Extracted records
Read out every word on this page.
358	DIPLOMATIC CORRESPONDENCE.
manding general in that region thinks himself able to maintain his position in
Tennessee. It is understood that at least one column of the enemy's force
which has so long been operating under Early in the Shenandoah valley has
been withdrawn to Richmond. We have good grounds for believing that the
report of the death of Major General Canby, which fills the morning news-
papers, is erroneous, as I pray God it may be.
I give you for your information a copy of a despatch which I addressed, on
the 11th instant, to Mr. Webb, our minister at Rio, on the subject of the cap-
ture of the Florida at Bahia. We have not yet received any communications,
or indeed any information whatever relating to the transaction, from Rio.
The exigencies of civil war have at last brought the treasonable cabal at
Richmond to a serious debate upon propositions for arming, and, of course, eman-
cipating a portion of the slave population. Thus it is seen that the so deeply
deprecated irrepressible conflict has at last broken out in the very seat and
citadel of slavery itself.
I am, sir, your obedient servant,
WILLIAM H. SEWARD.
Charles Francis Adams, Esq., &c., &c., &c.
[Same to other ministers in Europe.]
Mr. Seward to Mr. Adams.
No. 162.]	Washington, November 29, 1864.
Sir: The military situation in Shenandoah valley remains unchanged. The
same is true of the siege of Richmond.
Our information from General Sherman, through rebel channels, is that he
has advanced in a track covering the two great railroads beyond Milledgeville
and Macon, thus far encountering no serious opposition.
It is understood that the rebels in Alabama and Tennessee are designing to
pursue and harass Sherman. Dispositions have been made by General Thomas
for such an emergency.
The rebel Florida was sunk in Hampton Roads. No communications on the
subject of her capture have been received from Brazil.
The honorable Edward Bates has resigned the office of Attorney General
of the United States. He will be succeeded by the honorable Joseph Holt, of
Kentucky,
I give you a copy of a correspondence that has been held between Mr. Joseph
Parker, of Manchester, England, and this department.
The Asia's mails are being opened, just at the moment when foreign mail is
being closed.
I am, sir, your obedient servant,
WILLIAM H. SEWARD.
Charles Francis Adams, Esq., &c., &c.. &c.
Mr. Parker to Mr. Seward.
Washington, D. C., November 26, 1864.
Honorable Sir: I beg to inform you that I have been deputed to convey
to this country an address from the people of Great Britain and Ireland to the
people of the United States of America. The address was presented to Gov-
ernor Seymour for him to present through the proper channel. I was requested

OBJECTIVE: Retype all of the entries precisely as they are.

TASK ANSWER:
Read out every word on this page.
358	DIPLOMATIC CORRESPONDENCE.
manding general in that region thinks himself able to maintain his position in
Tennessee. It is understood that at least one column of the enemy's force
which has so long been operating under Early in the Shenandoah valley has
been withdrawn to Richmond. We have good grounds for believing that the
report of the death of Major General Canby, which fills the morning news-
papers, is erroneous, as I pray God it may be.
I give you for your information a copy of a despatch which I addressed, on
the 11th instant, to Mr. Webb, our minister at Rio, on the subject of the cap-
ture of the Florida at Bahia. We have not yet received any communications,
or indeed any information whatever relating to the transaction, from Rio.
The exigencies of civil war have at last brought the treasonable cabal at
Richmond to a serious debate upon propositions for arming, and, of course, eman-
cipating a portion of the slave population. Thus it is seen that the so deeply
deprecated irrepressible conflict has at last broken out in the very seat and
citadel of slavery itself.
I am, sir, your obedient servant,
WILLIAM H. SEWARD.
Charles Francis Adams, Esq., &c., &c., &c.
[Same to other ministers in Europe.]
Mr. Seward to Mr. Adams.
No. 162.]	Washington, November 29, 1864.
Sir: The military situation in Shenandoah valley remains unchanged. The
same is true of the siege of Richmond.
Our information from General Sherman, through rebel channels, is that he
has advanced in a track covering the two great railroads beyond Milledgeville
and Macon, thus far encountering no serious opposition.
It is understood that the rebels in Alabama and Tennessee are designing to
pursue and harass Sherman. Dispositions have been made by General Thomas
for such an emergency.
The rebel Florida was sunk in Hampton Roads. No communications on the
subject of her capture have been received from Brazil.
The honorable Edward Bates has resigned the office of Attorney General
of the United States. He will be succeeded by the honorable Joseph Holt, of
Kentucky,
I give you a copy of a correspondence that has been held between Mr. Joseph
Parker, of Manchester, England, and this department.
The Asia's mails are being opened, just at the moment when foreign mail is
being closed.
I am, sir, your obedient servant,
WILLIAM H. SEWARD.
Charles Francis Adams, Esq., &c., &c.. &c.
Mr. Parker to Mr. Seward.
Washington, D. C., November 26, 1864.
Honorable Sir: I beg to inform you that I have been deputed to convey
to this country an address from the people of Great Britain and Ireland to the
people of the United States of America. The address was presented to Gov-
ernor Seymour for him to present through the proper channel. I was requested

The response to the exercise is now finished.